TASK GOAL
Copy out all the data, word for word.

DATA LISTING
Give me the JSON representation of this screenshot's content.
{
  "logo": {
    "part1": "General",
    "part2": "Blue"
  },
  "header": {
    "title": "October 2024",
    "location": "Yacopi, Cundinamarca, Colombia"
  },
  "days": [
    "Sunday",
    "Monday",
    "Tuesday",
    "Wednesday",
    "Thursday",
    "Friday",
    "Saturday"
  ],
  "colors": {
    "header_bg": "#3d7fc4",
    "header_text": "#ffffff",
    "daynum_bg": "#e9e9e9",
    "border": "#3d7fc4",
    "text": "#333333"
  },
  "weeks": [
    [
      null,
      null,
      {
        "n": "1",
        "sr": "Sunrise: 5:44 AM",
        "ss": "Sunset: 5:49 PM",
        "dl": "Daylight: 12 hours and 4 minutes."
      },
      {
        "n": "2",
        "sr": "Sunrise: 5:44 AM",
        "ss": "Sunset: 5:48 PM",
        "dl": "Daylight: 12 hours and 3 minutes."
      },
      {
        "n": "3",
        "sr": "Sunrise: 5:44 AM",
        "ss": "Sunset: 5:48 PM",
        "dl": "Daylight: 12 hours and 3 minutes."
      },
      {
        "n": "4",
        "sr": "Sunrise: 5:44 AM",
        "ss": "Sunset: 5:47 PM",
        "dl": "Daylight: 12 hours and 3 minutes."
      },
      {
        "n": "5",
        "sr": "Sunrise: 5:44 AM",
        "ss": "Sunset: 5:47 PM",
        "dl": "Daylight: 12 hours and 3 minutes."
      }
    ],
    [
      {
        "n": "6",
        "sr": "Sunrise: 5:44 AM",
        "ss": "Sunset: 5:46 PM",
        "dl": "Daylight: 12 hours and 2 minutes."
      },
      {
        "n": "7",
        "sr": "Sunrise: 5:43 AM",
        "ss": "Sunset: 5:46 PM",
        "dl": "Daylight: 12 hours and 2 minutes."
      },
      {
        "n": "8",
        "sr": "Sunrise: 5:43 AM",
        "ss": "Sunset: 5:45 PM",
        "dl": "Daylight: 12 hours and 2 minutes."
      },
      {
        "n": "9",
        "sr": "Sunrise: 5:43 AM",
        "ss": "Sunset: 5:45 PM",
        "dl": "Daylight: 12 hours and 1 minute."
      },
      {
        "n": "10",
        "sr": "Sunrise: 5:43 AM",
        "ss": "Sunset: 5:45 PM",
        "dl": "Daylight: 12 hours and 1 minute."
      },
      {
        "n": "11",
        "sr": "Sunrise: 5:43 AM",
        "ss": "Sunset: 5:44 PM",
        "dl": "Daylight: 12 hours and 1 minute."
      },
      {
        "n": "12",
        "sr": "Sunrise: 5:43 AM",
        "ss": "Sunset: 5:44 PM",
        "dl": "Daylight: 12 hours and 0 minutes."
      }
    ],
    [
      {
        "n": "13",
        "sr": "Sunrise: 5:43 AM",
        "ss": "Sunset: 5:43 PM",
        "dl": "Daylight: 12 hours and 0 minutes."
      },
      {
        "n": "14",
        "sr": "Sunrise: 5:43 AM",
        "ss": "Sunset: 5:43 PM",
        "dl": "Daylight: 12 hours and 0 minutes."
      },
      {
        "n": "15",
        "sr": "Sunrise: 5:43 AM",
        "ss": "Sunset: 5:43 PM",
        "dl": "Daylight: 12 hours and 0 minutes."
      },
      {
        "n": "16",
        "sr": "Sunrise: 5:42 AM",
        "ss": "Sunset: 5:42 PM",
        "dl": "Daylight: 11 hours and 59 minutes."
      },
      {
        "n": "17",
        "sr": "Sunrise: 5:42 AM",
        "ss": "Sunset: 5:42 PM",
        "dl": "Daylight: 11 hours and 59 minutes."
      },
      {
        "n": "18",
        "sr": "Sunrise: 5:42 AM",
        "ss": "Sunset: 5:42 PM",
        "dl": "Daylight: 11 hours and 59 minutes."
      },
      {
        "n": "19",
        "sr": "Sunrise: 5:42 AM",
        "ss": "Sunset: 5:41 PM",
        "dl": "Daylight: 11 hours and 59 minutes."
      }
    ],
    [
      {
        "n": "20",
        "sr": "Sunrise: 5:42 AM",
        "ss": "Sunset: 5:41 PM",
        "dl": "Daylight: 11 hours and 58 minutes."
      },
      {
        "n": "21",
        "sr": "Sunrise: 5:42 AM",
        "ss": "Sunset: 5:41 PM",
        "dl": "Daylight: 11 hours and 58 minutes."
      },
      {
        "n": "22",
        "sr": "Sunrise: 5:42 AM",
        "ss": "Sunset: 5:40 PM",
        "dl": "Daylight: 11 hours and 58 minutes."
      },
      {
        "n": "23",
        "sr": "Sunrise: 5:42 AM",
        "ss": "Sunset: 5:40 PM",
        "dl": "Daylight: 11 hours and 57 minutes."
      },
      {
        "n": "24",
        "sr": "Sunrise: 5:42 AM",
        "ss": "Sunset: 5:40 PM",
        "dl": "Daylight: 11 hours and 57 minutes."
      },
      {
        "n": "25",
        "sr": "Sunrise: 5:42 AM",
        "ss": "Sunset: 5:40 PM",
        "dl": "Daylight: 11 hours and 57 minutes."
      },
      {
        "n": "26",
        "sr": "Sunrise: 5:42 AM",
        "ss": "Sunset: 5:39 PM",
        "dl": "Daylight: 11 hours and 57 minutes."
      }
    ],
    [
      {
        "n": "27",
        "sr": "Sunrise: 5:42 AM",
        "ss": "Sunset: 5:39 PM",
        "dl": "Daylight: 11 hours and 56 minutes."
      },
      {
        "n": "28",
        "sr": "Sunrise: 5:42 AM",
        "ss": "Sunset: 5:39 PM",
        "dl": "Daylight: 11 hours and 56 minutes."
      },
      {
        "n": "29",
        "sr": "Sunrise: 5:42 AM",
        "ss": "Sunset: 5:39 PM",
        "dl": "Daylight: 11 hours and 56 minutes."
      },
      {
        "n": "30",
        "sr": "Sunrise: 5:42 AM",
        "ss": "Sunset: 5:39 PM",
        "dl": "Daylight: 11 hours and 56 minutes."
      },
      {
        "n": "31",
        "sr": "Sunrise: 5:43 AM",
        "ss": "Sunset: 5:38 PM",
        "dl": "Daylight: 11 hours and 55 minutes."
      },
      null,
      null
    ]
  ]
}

SOLUTION FOR THIS TASK
Give me the JSON representation of this screenshot's content.
{
  "logo": {
    "part1": "General",
    "part2": "Blue"
  },
  "header": {
    "title": "October 2024",
    "location": "Yacopi, Cundinamarca, Colombia"
  },
  "days": [
    "Sunday",
    "Monday",
    "Tuesday",
    "Wednesday",
    "Thursday",
    "Friday",
    "Saturday"
  ],
  "colors": {
    "header_bg": "#3d7fc4",
    "header_text": "#ffffff",
    "daynum_bg": "#e9e9e9",
    "border": "#3d7fc4",
    "text": "#333333"
  },
  "weeks": [
    [
      null,
      null,
      {
        "n": "1",
        "sr": "Sunrise: 5:44 AM",
        "ss": "Sunset: 5:49 PM",
        "dl": "Daylight: 12 hours and 4 minutes."
      },
      {
        "n": "2",
        "sr": "Sunrise: 5:44 AM",
        "ss": "Sunset: 5:48 PM",
        "dl": "Daylight: 12 hours and 3 minutes."
      },
      {
        "n": "3",
        "sr": "Sunrise: 5:44 AM",
        "ss": "Sunset: 5:48 PM",
        "dl": "Daylight: 12 hours and 3 minutes."
      },
      {
        "n": "4",
        "sr": "Sunrise: 5:44 AM",
        "ss": "Sunset: 5:47 PM",
        "dl": "Daylight: 12 hours and 3 minutes."
      },
      {
        "n": "5",
        "sr": "Sunrise: 5:44 AM",
        "ss": "Sunset: 5:47 PM",
        "dl": "Daylight: 12 hours and 3 minutes."
      }
    ],
    [
      {
        "n": "6",
        "sr": "Sunrise: 5:44 AM",
        "ss": "Sunset: 5:46 PM",
        "dl": "Daylight: 12 hours and 2 minutes."
      },
      {
        "n": "7",
        "sr": "Sunrise: 5:43 AM",
        "ss": "Sunset: 5:46 PM",
        "dl": "Daylight: 12 hours and 2 minutes."
      },
      {
        "n": "8",
        "sr": "Sunrise: 5:43 AM",
        "ss": "Sunset: 5:45 PM",
        "dl": "Daylight: 12 hours and 2 minutes."
      },
      {
        "n": "9",
        "sr": "Sunrise: 5:43 AM",
        "ss": "Sunset: 5:45 PM",
        "dl": "Daylight: 12 hours and 1 minute."
      },
      {
        "n": "10",
        "sr": "Sunrise: 5:43 AM",
        "ss": "Sunset: 5:45 PM",
        "dl": "Daylight: 12 hours and 1 minute."
      },
      {
        "n": "11",
        "sr": "Sunrise: 5:43 AM",
        "ss": "Sunset: 5:44 PM",
        "dl": "Daylight: 12 hours and 1 minute."
      },
      {
        "n": "12",
        "sr": "Sunrise: 5:43 AM",
        "ss": "Sunset: 5:44 PM",
        "dl": "Daylight: 12 hours and 0 minutes."
      }
    ],
    [
      {
        "n": "13",
        "sr": "Sunrise: 5:43 AM",
        "ss": "Sunset: 5:43 PM",
        "dl": "Daylight: 12 hours and 0 minutes."
      },
      {
        "n": "14",
        "sr": "Sunrise: 5:43 AM",
        "ss": "Sunset: 5:43 PM",
        "dl": "Daylight: 12 hours and 0 minutes."
      },
      {
        "n": "15",
        "sr": "Sunrise: 5:43 AM",
        "ss": "Sunset: 5:43 PM",
        "dl": "Daylight: 12 hours and 0 minutes."
      },
      {
        "n": "16",
        "sr": "Sunrise: 5:42 AM",
        "ss": "Sunset: 5:42 PM",
        "dl": "Daylight: 11 hours and 59 minutes."
      },
      {
        "n": "17",
        "sr": "Sunrise: 5:42 AM",
        "ss": "Sunset: 5:42 PM",
        "dl": "Daylight: 11 hours and 59 minutes."
      },
      {
        "n": "18",
        "sr": "Sunrise: 5:42 AM",
        "ss": "Sunset: 5:42 PM",
        "dl": "Daylight: 11 hours and 59 minutes."
      },
      {
        "n": "19",
        "sr": "Sunrise: 5:42 AM",
        "ss": "Sunset: 5:41 PM",
        "dl": "Daylight: 11 hours and 59 minutes."
      }
    ],
    [
      {
        "n": "20",
        "sr": "Sunrise: 5:42 AM",
        "ss": "Sunset: 5:41 PM",
        "dl": "Daylight: 11 hours and 58 minutes."
      },
      {
        "n": "21",
        "sr": "Sunrise: 5:42 AM",
        "ss": "Sunset: 5:41 PM",
        "dl": "Daylight: 11 hours and 58 minutes."
      },
      {
        "n": "22",
        "sr": "Sunrise: 5:42 AM",
        "ss": "Sunset: 5:40 PM",
        "dl": "Daylight: 11 hours and 58 minutes."
      },
      {
        "n": "23",
        "sr": "Sunrise: 5:42 AM",
        "ss": "Sunset: 5:40 PM",
        "dl": "Daylight: 11 hours and 57 minutes."
      },
      {
        "n": "24",
        "sr": "Sunrise: 5:42 AM",
        "ss": "Sunset: 5:40 PM",
        "dl": "Daylight: 11 hours and 57 minutes."
      },
      {
        "n": "25",
        "sr": "Sunrise: 5:42 AM",
        "ss": "Sunset: 5:40 PM",
        "dl": "Daylight: 11 hours and 57 minutes."
      },
      {
        "n": "26",
        "sr": "Sunrise: 5:42 AM",
        "ss": "Sunset: 5:39 PM",
        "dl": "Daylight: 11 hours and 57 minutes."
      }
    ],
    [
      {
        "n": "27",
        "sr": "Sunrise: 5:42 AM",
        "ss": "Sunset: 5:39 PM",
        "dl": "Daylight: 11 hours and 56 minutes."
      },
      {
        "n": "28",
        "sr": "Sunrise: 5:42 AM",
        "ss": "Sunset: 5:39 PM",
        "dl": "Daylight: 11 hours and 56 minutes."
      },
      {
        "n": "29",
        "sr": "Sunrise: 5:42 AM",
        "ss": "Sunset: 5:39 PM",
        "dl": "Daylight: 11 hours and 56 minutes."
      },
      {
        "n": "30",
        "sr": "Sunrise: 5:42 AM",
        "ss": "Sunset: 5:39 PM",
        "dl": "Daylight: 11 hours and 56 minutes."
      },
      {
        "n": "31",
        "sr": "Sunrise: 5:43 AM",
        "ss": "Sunset: 5:38 PM",
        "dl": "Daylight: 11 hours and 55 minutes."
      },
      null,
      null
    ]
  ]
}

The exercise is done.